====== Record set

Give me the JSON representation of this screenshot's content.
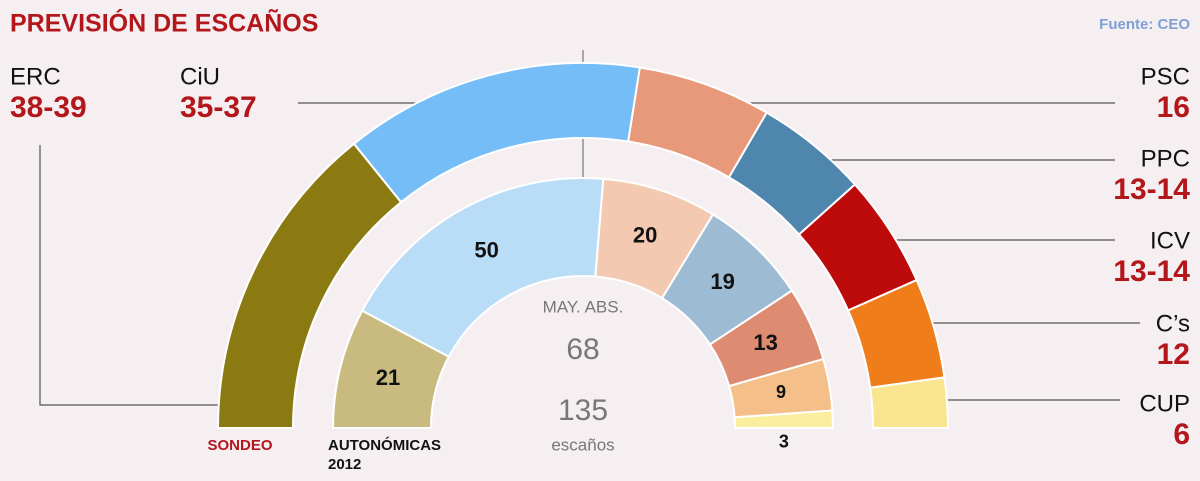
{
  "chart_data": {
    "type": "hemicycle",
    "title": "PREVISIÓN DE ESCAÑOS",
    "source": "Fuente: CEO",
    "center_label": "MAY. ABS.",
    "majority": 68,
    "total": 135,
    "total_label": "escaños",
    "parties": [
      "ERC",
      "CiU",
      "PSC",
      "PPC",
      "ICV",
      "C’s",
      "CUP"
    ],
    "series": [
      {
        "name": "SONDEO",
        "low": [
          38,
          35,
          16,
          13,
          13,
          12,
          6
        ],
        "high": [
          39,
          37,
          16,
          14,
          14,
          12,
          6
        ],
        "value_labels": [
          "38-39",
          "35-37",
          "16",
          "13-14",
          "13-14",
          "12",
          "6"
        ],
        "colors": [
          "#8b7a12",
          "#74bdf7",
          "#e8997a",
          "#4f86ad",
          "#bd0a0a",
          "#ef7d1a",
          "#f9e58f"
        ]
      },
      {
        "name_lines": [
          "AUTONÓMICAS",
          "2012"
        ],
        "values": [
          21,
          50,
          20,
          19,
          13,
          9,
          3
        ],
        "colors": [
          "#c9bb7f",
          "#b9dcf7",
          "#f3c9b1",
          "#9dbcd3",
          "#dd8c72",
          "#f5bf8a",
          "#fbef9f"
        ]
      }
    ]
  }
}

============

Directive
Reproduce the material above in full and without alteration, but skip all pictures.

Answer to this task
Give me the JSON representation of this screenshot's content.
{
  "chart_data": {
    "type": "hemicycle",
    "title": "PREVISIÓN DE ESCAÑOS",
    "source": "Fuente: CEO",
    "center_label": "MAY. ABS.",
    "majority": 68,
    "total": 135,
    "total_label": "escaños",
    "parties": [
      "ERC",
      "CiU",
      "PSC",
      "PPC",
      "ICV",
      "C’s",
      "CUP"
    ],
    "series": [
      {
        "name": "SONDEO",
        "low": [
          38,
          35,
          16,
          13,
          13,
          12,
          6
        ],
        "high": [
          39,
          37,
          16,
          14,
          14,
          12,
          6
        ],
        "value_labels": [
          "38-39",
          "35-37",
          "16",
          "13-14",
          "13-14",
          "12",
          "6"
        ],
        "colors": [
          "#8b7a12",
          "#74bdf7",
          "#e8997a",
          "#4f86ad",
          "#bd0a0a",
          "#ef7d1a",
          "#f9e58f"
        ]
      },
      {
        "name_lines": [
          "AUTONÓMICAS",
          "2012"
        ],
        "values": [
          21,
          50,
          20,
          19,
          13,
          9,
          3
        ],
        "colors": [
          "#c9bb7f",
          "#b9dcf7",
          "#f3c9b1",
          "#9dbcd3",
          "#dd8c72",
          "#f5bf8a",
          "#fbef9f"
        ]
      }
    ]
  }
}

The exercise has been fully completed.